>> Start DATA SECTION

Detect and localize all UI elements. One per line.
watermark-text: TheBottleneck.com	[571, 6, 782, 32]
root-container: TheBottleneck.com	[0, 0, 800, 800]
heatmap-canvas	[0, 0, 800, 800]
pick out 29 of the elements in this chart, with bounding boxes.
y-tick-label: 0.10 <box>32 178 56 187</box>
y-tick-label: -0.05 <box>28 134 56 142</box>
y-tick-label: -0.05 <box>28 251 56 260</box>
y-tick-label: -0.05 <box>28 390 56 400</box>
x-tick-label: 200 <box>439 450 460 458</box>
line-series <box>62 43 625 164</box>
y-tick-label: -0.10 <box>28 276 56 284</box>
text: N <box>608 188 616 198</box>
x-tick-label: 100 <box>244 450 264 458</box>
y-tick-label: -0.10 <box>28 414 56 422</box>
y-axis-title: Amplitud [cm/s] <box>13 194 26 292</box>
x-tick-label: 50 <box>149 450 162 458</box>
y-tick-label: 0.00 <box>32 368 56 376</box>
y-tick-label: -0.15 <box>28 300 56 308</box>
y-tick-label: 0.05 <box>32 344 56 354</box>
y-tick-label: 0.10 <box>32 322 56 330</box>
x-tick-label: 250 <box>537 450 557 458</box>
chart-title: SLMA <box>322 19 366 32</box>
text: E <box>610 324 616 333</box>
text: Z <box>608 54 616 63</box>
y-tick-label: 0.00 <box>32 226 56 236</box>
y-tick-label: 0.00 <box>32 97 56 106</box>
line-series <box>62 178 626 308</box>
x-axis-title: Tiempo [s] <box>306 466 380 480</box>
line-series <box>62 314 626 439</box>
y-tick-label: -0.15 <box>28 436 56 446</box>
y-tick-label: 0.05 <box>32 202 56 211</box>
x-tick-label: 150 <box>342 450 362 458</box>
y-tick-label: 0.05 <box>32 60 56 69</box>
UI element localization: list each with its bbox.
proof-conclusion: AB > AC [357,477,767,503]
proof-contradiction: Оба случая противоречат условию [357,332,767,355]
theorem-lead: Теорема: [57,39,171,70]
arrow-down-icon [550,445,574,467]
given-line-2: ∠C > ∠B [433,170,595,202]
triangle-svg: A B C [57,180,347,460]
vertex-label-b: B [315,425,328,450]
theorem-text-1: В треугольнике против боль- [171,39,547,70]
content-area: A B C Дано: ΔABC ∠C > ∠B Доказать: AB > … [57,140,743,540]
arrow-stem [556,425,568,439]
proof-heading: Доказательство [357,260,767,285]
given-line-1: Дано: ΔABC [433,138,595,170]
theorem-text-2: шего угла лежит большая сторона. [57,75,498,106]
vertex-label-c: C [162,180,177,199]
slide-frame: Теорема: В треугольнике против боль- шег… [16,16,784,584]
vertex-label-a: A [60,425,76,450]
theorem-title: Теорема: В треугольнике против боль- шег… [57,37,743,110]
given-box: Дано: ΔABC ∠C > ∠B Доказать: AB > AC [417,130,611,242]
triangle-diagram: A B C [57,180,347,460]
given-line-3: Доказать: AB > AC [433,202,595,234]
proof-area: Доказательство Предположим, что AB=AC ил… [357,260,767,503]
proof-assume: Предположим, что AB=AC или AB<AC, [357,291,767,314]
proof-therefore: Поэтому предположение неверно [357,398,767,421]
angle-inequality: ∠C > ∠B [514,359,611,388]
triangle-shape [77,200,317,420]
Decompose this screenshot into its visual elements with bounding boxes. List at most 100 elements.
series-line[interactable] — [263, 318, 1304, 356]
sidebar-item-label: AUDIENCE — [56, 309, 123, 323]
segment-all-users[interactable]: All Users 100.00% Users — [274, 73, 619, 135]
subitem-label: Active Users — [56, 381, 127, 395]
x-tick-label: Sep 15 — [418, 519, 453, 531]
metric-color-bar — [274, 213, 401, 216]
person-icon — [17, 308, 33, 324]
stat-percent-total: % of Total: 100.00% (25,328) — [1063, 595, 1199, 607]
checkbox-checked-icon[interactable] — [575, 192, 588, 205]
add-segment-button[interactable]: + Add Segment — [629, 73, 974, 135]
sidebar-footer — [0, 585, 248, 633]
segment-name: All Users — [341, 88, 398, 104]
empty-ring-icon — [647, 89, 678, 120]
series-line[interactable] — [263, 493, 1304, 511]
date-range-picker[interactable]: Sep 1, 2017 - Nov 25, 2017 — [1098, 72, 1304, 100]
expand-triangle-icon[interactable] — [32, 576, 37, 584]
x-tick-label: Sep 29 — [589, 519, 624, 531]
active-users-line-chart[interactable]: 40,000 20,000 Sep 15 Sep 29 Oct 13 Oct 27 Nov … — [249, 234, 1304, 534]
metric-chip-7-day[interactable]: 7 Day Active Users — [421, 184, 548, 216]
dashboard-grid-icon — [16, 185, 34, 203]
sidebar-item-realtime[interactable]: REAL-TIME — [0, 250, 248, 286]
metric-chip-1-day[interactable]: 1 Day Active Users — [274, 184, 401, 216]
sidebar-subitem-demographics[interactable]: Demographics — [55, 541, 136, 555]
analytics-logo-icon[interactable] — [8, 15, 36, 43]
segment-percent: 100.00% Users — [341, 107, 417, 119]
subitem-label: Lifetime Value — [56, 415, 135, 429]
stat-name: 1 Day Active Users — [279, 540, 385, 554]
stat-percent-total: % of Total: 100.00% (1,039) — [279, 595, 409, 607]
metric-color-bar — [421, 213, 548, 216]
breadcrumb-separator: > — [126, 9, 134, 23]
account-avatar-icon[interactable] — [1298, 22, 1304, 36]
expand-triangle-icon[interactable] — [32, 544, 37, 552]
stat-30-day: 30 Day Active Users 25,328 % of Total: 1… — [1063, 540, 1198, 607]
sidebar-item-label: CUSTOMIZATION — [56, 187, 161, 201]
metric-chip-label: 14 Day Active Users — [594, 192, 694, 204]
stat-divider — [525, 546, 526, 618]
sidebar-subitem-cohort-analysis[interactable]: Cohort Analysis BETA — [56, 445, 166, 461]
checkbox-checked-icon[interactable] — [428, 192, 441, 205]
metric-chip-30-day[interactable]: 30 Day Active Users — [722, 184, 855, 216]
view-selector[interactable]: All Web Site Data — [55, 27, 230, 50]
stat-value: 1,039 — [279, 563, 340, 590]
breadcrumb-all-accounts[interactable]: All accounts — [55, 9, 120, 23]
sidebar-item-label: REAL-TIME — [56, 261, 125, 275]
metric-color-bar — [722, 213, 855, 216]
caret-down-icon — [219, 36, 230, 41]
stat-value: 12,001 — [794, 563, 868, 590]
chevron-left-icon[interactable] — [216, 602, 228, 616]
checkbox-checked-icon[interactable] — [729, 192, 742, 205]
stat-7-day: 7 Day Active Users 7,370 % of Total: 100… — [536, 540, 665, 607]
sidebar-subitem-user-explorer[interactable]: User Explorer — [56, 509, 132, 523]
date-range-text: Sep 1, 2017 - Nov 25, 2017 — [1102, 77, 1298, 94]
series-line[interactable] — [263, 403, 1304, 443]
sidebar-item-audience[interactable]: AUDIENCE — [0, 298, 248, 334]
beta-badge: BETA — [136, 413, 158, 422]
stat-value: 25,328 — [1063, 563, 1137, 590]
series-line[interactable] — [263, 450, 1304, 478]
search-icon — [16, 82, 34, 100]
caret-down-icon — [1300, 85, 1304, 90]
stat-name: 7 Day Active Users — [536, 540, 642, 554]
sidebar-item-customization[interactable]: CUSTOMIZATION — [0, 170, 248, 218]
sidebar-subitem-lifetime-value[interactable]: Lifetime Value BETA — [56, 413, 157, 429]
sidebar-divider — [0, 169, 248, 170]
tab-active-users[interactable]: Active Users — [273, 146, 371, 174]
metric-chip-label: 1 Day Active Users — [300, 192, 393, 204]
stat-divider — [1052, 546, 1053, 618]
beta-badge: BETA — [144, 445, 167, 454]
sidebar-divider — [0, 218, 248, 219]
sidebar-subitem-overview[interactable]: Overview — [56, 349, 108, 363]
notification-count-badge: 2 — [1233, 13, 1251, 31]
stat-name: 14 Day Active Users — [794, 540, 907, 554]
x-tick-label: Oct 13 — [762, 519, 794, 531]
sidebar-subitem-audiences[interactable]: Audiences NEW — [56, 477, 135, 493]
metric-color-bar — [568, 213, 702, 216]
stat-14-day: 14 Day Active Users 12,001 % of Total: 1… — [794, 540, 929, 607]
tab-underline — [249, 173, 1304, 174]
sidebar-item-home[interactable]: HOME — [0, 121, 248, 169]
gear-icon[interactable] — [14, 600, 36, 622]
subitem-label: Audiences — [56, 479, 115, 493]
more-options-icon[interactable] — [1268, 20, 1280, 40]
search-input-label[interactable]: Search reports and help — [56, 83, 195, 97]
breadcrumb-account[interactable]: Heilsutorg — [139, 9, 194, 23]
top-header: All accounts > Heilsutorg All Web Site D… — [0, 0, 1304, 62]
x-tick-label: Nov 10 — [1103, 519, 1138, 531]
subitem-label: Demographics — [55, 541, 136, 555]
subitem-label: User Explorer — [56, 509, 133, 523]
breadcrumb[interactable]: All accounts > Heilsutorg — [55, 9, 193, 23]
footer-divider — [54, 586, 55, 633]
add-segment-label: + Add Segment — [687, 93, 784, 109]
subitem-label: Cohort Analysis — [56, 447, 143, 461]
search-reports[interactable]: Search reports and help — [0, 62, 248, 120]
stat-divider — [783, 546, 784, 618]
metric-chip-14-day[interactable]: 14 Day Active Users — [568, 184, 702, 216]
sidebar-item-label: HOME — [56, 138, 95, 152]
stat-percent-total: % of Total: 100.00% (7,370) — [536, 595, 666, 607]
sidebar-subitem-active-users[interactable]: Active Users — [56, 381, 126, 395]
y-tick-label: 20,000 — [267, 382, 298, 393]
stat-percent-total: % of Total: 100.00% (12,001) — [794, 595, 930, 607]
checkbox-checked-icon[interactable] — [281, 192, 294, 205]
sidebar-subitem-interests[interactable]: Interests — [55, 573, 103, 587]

>> End DATA SECTION

§ **EXERCISE DETAILS**:
Copy out the material above word for word, from its first line through the line holding "x-tick-label: 250 <box>537 450 557 458</box>", with both ends included.

§ **RESULT**:
Detect and localize all UI elements. One per line.
watermark-text: TheBottleneck.com	[571, 6, 782, 32]
root-container: TheBottleneck.com	[0, 0, 800, 800]
heatmap-canvas	[0, 0, 800, 800]
pick out 29 of the elements in this chart, with bounding boxes.
y-tick-label: 0.10 <box>32 178 56 187</box>
y-tick-label: -0.05 <box>28 134 56 142</box>
y-tick-label: -0.05 <box>28 251 56 260</box>
y-tick-label: -0.05 <box>28 390 56 400</box>
x-tick-label: 200 <box>439 450 460 458</box>
line-series <box>62 43 625 164</box>
y-tick-label: -0.10 <box>28 276 56 284</box>
text: N <box>608 188 616 198</box>
x-tick-label: 100 <box>244 450 264 458</box>
y-tick-label: -0.10 <box>28 414 56 422</box>
y-axis-title: Amplitud [cm/s] <box>13 194 26 292</box>
x-tick-label: 50 <box>149 450 162 458</box>
y-tick-label: 0.00 <box>32 368 56 376</box>
y-tick-label: -0.15 <box>28 300 56 308</box>
y-tick-label: 0.05 <box>32 344 56 354</box>
y-tick-label: 0.10 <box>32 322 56 330</box>
x-tick-label: 250 <box>537 450 557 458</box>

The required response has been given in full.